**GIVEN EXERCISE**
Copy out each line of the data that holds the word "JSON".

——

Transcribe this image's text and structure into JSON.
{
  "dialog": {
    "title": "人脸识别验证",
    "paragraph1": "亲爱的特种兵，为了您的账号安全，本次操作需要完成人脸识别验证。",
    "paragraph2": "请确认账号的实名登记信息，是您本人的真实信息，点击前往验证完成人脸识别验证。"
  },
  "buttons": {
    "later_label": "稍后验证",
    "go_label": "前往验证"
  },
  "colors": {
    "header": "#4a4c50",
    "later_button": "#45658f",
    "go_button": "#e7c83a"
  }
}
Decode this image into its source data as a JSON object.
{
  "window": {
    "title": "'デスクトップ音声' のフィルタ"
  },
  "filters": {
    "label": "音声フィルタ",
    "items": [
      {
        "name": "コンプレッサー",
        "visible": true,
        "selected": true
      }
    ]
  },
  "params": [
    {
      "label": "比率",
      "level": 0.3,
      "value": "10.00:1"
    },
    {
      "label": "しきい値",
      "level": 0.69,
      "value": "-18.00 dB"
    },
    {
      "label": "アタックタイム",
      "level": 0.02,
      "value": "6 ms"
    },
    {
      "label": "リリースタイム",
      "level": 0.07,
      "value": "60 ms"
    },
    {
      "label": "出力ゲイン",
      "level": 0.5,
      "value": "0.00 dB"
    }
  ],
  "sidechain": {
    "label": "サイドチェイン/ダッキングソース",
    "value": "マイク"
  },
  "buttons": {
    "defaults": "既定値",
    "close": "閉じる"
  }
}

——

**ANSWER TO THE EXERCISE**
Transcribe this image's text and structure into JSON.
Decode this image into its source data as a JSON object.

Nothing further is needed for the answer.